- [Problem statement]:
Reproduce the complete listing without any deviation.

[Collected data entries]
++++++++++++++++++++
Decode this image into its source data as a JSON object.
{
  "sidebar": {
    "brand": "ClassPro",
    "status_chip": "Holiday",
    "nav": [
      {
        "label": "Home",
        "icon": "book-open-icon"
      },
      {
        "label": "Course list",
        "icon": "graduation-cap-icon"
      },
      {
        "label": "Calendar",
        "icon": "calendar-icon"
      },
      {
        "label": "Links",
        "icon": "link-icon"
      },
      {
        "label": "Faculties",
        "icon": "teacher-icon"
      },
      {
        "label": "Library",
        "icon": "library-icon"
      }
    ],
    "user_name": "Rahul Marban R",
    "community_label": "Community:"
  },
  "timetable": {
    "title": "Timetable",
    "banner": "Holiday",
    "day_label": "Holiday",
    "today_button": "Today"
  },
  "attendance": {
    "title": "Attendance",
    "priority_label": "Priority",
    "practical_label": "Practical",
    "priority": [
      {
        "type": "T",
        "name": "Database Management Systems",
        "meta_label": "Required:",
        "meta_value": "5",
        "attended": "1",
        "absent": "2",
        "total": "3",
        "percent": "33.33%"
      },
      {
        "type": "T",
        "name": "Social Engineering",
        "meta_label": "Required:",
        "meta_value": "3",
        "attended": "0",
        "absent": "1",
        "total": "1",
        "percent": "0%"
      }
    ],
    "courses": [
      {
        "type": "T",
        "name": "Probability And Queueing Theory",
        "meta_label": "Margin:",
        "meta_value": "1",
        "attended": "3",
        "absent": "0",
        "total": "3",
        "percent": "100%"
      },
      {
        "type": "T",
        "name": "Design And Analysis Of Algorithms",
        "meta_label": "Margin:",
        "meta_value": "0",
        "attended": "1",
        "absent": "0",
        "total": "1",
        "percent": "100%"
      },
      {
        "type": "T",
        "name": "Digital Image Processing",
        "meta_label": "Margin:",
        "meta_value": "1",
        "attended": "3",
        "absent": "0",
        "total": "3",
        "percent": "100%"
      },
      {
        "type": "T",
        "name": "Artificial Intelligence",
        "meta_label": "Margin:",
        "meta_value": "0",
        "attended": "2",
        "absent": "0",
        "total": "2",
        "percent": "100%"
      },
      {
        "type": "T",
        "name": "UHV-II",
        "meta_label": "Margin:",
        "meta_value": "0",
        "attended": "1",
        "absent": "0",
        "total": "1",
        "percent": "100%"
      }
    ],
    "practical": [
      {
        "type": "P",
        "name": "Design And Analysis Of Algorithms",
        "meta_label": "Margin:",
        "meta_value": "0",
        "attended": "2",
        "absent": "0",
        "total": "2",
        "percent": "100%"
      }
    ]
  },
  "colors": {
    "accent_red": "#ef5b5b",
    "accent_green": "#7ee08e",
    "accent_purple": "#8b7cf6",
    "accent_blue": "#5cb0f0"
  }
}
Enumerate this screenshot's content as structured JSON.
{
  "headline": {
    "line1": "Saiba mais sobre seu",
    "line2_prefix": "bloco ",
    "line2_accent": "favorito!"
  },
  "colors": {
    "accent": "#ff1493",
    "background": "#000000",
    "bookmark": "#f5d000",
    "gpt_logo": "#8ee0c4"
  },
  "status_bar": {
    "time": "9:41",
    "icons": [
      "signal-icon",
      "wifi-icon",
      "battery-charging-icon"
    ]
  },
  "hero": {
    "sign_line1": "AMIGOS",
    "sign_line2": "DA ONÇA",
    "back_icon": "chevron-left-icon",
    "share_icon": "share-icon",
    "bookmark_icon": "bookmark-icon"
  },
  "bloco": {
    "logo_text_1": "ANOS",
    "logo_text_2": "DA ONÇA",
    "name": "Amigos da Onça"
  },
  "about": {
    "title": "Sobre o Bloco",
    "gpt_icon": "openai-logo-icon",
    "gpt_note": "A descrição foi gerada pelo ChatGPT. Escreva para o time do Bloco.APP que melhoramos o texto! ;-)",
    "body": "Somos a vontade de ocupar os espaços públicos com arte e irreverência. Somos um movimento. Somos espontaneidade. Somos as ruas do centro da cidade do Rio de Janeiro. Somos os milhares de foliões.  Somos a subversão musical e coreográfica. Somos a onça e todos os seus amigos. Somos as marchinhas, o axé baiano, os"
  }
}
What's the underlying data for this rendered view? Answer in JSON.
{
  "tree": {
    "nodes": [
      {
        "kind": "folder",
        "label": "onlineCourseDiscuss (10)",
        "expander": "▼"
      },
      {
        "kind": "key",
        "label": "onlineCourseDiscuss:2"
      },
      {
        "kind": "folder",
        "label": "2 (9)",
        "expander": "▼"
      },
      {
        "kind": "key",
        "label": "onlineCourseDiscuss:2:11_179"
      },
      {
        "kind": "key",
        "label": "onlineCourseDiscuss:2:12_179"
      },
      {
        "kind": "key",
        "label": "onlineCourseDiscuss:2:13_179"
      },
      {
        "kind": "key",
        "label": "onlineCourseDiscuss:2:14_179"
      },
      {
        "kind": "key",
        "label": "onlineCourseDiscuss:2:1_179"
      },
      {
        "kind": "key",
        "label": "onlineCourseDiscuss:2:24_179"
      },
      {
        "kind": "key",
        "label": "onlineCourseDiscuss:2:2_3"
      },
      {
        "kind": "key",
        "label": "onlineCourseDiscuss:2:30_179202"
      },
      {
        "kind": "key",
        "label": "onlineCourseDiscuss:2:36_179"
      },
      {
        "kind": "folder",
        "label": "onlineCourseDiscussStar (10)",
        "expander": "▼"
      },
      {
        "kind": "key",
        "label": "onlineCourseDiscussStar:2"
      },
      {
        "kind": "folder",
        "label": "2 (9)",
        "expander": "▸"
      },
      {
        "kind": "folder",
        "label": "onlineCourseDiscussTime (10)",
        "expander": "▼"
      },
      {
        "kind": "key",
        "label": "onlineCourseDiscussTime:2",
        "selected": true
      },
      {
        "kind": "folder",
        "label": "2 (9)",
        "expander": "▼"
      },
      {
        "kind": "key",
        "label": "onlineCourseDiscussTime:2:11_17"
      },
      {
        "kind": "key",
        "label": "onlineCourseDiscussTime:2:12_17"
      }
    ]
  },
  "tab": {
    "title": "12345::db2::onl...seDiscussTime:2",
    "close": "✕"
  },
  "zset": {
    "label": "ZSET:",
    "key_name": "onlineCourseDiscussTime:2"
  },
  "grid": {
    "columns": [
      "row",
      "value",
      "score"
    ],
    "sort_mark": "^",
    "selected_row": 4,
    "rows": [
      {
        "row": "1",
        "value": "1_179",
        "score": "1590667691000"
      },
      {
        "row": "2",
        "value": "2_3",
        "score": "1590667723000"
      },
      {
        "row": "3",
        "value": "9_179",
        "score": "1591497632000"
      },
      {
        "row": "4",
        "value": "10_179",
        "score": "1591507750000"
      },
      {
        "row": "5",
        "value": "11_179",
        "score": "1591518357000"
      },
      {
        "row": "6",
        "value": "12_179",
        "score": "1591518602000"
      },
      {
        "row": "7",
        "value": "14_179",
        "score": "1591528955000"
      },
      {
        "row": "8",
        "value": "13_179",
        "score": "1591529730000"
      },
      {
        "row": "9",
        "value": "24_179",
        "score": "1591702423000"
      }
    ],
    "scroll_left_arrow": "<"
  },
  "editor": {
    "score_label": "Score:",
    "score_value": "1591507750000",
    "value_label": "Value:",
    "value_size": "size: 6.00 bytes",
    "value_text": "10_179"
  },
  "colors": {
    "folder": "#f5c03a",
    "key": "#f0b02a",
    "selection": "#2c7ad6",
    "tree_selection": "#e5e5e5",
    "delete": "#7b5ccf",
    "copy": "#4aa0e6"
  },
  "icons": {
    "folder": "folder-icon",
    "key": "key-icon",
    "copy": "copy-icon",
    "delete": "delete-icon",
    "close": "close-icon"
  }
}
++++++++++++++++++++
- [Output of the task]:
Decode this image into its source data as a JSON object.
{
  "sidebar": {
    "brand": "ClassPro",
    "status_chip": "Holiday",
    "nav": [
      {
        "label": "Home",
        "icon": "book-open-icon"
      },
      {
        "label": "Course list",
        "icon": "graduation-cap-icon"
      },
      {
        "label": "Calendar",
        "icon": "calendar-icon"
      },
      {
        "label": "Links",
        "icon": "link-icon"
      },
      {
        "label": "Faculties",
        "icon": "teacher-icon"
      },
      {
        "label": "Library",
        "icon": "library-icon"
      }
    ],
    "user_name": "Rahul Marban R",
    "community_label": "Community:"
  },
  "timetable": {
    "title": "Timetable",
    "banner": "Holiday",
    "day_label": "Holiday",
    "today_button": "Today"
  },
  "attendance": {
    "title": "Attendance",
    "priority_label": "Priority",
    "practical_label": "Practical",
    "priority": [
      {
        "type": "T",
        "name": "Database Management Systems",
        "meta_label": "Required:",
        "meta_value": "5",
        "attended": "1",
        "absent": "2",
        "total": "3",
        "percent": "33.33%"
      },
      {
        "type": "T",
        "name": "Social Engineering",
        "meta_label": "Required:",
        "meta_value": "3",
        "attended": "0",
        "absent": "1",
        "total": "1",
        "percent": "0%"
      }
    ],
    "courses": [
      {
        "type": "T",
        "name": "Probability And Queueing Theory",
        "meta_label": "Margin:",
        "meta_value": "1",
        "attended": "3",
        "absent": "0",
        "total": "3",
        "percent": "100%"
      },
      {
        "type": "T",
        "name": "Design And Analysis Of Algorithms",
        "meta_label": "Margin:",
        "meta_value": "0",
        "attended": "1",
        "absent": "0",
        "total": "1",
        "percent": "100%"
      },
      {
        "type": "T",
        "name": "Digital Image Processing",
        "meta_label": "Margin:",
        "meta_value": "1",
        "attended": "3",
        "absent": "0",
        "total": "3",
        "percent": "100%"
      },
      {
        "type": "T",
        "name": "Artificial Intelligence",
        "meta_label": "Margin:",
        "meta_value": "0",
        "attended": "2",
        "absent": "0",
        "total": "2",
        "percent": "100%"
      },
      {
        "type": "T",
        "name": "UHV-II",
        "meta_label": "Margin:",
        "meta_value": "0",
        "attended": "1",
        "absent": "0",
        "total": "1",
        "percent": "100%"
      }
    ],
    "practical": [
      {
        "type": "P",
        "name": "Design And Analysis Of Algorithms",
        "meta_label": "Margin:",
        "meta_value": "0",
        "attended": "2",
        "absent": "0",
        "total": "2",
        "percent": "100%"
      }
    ]
  },
  "colors": {
    "accent_red": "#ef5b5b",
    "accent_green": "#7ee08e",
    "accent_purple": "#8b7cf6",
    "accent_blue": "#5cb0f0"
  }
}
Enumerate this screenshot's content as structured JSON.
{
  "headline": {
    "line1": "Saiba mais sobre seu",
    "line2_prefix": "bloco ",
    "line2_accent": "favorito!"
  },
  "colors": {
    "accent": "#ff1493",
    "background": "#000000",
    "bookmark": "#f5d000",
    "gpt_logo": "#8ee0c4"
  },
  "status_bar": {
    "time": "9:41",
    "icons": [
      "signal-icon",
      "wifi-icon",
      "battery-charging-icon"
    ]
  },
  "hero": {
    "sign_line1": "AMIGOS",
    "sign_line2": "DA ONÇA",
    "back_icon": "chevron-left-icon",
    "share_icon": "share-icon",
    "bookmark_icon": "bookmark-icon"
  },
  "bloco": {
    "logo_text_1": "ANOS",
    "logo_text_2": "DA ONÇA",
    "name": "Amigos da Onça"
  },
  "about": {
    "title": "Sobre o Bloco",
    "gpt_icon": "openai-logo-icon",
    "gpt_note": "A descrição foi gerada pelo ChatGPT. Escreva para o time do Bloco.APP que melhoramos o texto! ;-)",
    "body": "Somos a vontade de ocupar os espaços públicos com arte e irreverência. Somos um movimento. Somos espontaneidade. Somos as ruas do centro da cidade do Rio de Janeiro. Somos os milhares de foliões.  Somos a subversão musical e coreográfica. Somos a onça e todos os seus amigos. Somos as marchinhas, o axé baiano, os"
  }
}
What's the underlying data for this rendered view? Answer in JSON.
{
  "tree": {
    "nodes": [
      {
        "kind": "folder",
        "label": "onlineCourseDiscuss (10)",
        "expander": "▼"
      },
      {
        "kind": "key",
        "label": "onlineCourseDiscuss:2"
      },
      {
        "kind": "folder",
        "label": "2 (9)",
        "expander": "▼"
      },
      {
        "kind": "key",
        "label": "onlineCourseDiscuss:2:11_179"
      },
      {
        "kind": "key",
        "label": "onlineCourseDiscuss:2:12_179"
      },
      {
        "kind": "key",
        "label": "onlineCourseDiscuss:2:13_179"
      },
      {
        "kind": "key",
        "label": "onlineCourseDiscuss:2:14_179"
      },
      {
        "kind": "key",
        "label": "onlineCourseDiscuss:2:1_179"
      },
      {
        "kind": "key",
        "label": "onlineCourseDiscuss:2:24_179"
      },
      {
        "kind": "key",
        "label": "onlineCourseDiscuss:2:2_3"
      },
      {
        "kind": "key",
        "label": "onlineCourseDiscuss:2:30_179202"
      },
      {
        "kind": "key",
        "label": "onlineCourseDiscuss:2:36_179"
      },
      {
        "kind": "folder",
        "label": "onlineCourseDiscussStar (10)",
        "expander": "▼"
      },
      {
        "kind": "key",
        "label": "onlineCourseDiscussStar:2"
      },
      {
        "kind": "folder",
        "label": "2 (9)",
        "expander": "▸"
      },
      {
        "kind": "folder",
        "label": "onlineCourseDiscussTime (10)",
        "expander": "▼"
      },
      {
        "kind": "key",
        "label": "onlineCourseDiscussTime:2",
        "selected": true
      },
      {
        "kind": "folder",
        "label": "2 (9)",
        "expander": "▼"
      },
      {
        "kind": "key",
        "label": "onlineCourseDiscussTime:2:11_17"
      },
      {
        "kind": "key",
        "label": "onlineCourseDiscussTime:2:12_17"
      }
    ]
  },
  "tab": {
    "title": "12345::db2::onl...seDiscussTime:2",
    "close": "✕"
  },
  "zset": {
    "label": "ZSET:",
    "key_name": "onlineCourseDiscussTime:2"
  },
  "grid": {
    "columns": [
      "row",
      "value",
      "score"
    ],
    "sort_mark": "^",
    "selected_row": 4,
    "rows": [
      {
        "row": "1",
        "value": "1_179",
        "score": "1590667691000"
      },
      {
        "row": "2",
        "value": "2_3",
        "score": "1590667723000"
      },
      {
        "row": "3",
        "value": "9_179",
        "score": "1591497632000"
      },
      {
        "row": "4",
        "value": "10_179",
        "score": "1591507750000"
      },
      {
        "row": "5",
        "value": "11_179",
        "score": "1591518357000"
      },
      {
        "row": "6",
        "value": "12_179",
        "score": "1591518602000"
      },
      {
        "row": "7",
        "value": "14_179",
        "score": "1591528955000"
      },
      {
        "row": "8",
        "value": "13_179",
        "score": "1591529730000"
      },
      {
        "row": "9",
        "value": "24_179",
        "score": "1591702423000"
      }
    ],
    "scroll_left_arrow": "<"
  },
  "editor": {
    "score_label": "Score:",
    "score_value": "1591507750000",
    "value_label": "Value:",
    "value_size": "size: 6.00 bytes",
    "value_text": "10_179"
  },
  "colors": {
    "folder": "#f5c03a",
    "key": "#f0b02a",
    "selection": "#2c7ad6",
    "tree_selection": "#e5e5e5",
    "delete": "#7b5ccf",
    "copy": "#4aa0e6"
  },
  "icons": {
    "folder": "folder-icon",
    "key": "key-icon",
    "copy": "copy-icon",
    "delete": "delete-icon",
    "close": "close-icon"
  }
}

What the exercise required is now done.